### EXERCISE DETAILS
State the number of lines in these records that include the word "para", and add nothing to it.

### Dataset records

%%

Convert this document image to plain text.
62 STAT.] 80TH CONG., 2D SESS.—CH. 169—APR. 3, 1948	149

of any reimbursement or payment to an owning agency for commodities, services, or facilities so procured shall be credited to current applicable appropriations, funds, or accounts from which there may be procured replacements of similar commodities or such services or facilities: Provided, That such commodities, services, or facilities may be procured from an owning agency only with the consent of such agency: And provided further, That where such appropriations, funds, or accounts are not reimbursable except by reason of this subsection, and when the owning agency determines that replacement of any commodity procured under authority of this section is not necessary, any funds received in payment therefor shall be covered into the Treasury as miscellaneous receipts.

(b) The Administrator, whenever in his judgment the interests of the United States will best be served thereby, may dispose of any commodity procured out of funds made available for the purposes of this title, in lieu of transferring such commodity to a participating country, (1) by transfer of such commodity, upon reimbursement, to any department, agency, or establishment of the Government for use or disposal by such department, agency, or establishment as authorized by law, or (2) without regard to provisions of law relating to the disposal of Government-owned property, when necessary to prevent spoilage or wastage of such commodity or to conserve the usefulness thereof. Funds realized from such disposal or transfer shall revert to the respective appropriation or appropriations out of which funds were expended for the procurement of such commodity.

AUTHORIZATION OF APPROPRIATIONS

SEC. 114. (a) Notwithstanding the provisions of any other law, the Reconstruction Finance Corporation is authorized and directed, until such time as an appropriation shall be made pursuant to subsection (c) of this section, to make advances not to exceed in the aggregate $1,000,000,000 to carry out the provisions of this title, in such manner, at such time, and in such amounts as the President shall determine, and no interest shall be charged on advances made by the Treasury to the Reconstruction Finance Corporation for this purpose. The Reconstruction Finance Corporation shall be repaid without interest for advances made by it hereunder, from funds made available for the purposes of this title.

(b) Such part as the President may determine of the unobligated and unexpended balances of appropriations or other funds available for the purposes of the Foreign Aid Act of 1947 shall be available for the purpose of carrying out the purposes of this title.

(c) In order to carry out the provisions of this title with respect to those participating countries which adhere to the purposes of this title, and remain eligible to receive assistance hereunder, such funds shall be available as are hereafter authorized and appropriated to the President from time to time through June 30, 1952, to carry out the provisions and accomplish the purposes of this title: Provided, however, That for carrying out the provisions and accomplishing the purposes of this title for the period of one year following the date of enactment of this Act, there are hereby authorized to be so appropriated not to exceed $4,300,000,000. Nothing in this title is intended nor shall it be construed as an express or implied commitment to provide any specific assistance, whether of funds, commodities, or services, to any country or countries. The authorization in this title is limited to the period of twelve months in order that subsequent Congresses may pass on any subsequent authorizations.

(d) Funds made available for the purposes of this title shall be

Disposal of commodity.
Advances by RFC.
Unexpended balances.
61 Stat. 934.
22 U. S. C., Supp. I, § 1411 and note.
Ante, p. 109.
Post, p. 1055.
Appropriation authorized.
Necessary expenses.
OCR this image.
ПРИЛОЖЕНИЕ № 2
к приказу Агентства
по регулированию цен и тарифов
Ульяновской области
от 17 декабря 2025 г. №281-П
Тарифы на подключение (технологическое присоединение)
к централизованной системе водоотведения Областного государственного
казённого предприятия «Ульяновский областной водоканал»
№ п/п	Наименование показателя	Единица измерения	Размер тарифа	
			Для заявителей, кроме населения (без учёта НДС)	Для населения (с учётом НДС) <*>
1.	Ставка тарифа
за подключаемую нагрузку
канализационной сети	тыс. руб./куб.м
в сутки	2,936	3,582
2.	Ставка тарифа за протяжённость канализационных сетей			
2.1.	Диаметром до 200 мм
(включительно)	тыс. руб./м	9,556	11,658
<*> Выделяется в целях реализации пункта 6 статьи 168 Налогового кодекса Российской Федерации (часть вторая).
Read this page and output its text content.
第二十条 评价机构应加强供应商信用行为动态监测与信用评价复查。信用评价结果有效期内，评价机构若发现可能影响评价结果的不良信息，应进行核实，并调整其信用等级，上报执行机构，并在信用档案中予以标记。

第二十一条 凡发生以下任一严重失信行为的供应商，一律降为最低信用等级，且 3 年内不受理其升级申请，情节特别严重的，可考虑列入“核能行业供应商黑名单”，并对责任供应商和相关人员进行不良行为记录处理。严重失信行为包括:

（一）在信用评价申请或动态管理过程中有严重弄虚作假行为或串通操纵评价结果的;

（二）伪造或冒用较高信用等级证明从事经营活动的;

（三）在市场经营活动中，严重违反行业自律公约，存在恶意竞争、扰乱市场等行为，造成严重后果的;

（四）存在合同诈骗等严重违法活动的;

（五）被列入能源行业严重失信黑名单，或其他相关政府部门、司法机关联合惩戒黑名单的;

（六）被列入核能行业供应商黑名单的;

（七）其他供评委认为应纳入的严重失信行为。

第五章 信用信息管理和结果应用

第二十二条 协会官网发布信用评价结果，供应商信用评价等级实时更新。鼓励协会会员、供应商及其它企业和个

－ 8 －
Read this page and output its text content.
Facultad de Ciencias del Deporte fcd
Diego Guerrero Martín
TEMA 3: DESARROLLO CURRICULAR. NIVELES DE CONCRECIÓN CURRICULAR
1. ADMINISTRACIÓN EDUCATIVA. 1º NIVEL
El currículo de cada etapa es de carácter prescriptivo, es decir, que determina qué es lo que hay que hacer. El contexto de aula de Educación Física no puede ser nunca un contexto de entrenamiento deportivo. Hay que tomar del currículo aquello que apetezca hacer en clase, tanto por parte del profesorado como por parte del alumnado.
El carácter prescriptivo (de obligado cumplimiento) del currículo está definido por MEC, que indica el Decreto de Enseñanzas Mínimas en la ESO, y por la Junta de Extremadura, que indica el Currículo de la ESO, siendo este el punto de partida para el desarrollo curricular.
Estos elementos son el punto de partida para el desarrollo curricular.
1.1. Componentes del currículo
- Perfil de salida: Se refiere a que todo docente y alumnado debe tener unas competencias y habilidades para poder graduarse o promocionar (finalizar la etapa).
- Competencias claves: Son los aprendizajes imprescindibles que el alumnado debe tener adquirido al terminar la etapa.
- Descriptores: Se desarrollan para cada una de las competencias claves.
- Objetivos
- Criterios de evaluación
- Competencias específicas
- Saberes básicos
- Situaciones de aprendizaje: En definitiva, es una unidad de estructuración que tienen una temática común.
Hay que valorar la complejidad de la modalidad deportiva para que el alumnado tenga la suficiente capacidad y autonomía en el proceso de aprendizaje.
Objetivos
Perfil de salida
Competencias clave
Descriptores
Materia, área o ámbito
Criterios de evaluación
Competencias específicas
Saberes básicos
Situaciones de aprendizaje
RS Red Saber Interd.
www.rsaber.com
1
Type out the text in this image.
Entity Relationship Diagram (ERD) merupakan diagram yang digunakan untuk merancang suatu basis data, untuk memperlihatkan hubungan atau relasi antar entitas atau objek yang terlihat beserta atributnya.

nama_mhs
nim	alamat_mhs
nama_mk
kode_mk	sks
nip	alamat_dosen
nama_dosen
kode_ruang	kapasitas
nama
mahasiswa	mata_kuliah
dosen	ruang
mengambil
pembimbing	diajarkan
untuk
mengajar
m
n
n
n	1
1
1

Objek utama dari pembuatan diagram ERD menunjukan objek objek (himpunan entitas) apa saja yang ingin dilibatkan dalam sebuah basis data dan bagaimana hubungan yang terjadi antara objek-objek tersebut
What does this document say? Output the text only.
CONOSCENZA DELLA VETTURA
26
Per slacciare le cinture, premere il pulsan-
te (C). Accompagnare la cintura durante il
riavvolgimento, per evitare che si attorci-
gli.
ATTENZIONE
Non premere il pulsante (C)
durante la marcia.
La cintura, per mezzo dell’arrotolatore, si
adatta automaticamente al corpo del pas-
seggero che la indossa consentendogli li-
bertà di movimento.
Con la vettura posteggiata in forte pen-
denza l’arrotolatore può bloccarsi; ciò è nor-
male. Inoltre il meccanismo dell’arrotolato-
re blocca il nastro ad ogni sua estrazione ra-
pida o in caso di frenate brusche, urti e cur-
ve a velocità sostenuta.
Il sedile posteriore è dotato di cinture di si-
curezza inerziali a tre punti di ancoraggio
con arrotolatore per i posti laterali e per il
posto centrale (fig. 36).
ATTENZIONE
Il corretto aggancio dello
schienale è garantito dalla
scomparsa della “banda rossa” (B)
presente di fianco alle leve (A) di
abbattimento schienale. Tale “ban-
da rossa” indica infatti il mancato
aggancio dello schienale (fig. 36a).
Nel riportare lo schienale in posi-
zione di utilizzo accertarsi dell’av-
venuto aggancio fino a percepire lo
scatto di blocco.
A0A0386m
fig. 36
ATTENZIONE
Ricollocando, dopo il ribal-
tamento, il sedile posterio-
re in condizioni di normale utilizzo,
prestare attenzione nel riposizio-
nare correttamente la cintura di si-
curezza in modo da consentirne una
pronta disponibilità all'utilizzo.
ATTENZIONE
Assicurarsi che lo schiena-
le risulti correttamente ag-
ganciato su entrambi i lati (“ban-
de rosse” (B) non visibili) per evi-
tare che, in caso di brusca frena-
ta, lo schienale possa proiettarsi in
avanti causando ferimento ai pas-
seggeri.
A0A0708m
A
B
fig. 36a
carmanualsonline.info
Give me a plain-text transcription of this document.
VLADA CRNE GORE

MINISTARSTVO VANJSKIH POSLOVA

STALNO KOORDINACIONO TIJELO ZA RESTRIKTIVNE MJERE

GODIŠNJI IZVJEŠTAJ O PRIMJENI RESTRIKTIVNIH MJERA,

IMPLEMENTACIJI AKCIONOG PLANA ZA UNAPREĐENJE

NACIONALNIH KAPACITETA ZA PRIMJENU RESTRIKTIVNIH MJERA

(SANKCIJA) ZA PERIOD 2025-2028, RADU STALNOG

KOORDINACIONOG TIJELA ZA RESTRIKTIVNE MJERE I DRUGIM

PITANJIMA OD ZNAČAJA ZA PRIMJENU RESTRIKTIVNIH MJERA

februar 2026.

%%

### ANSWER TO THE TASK
5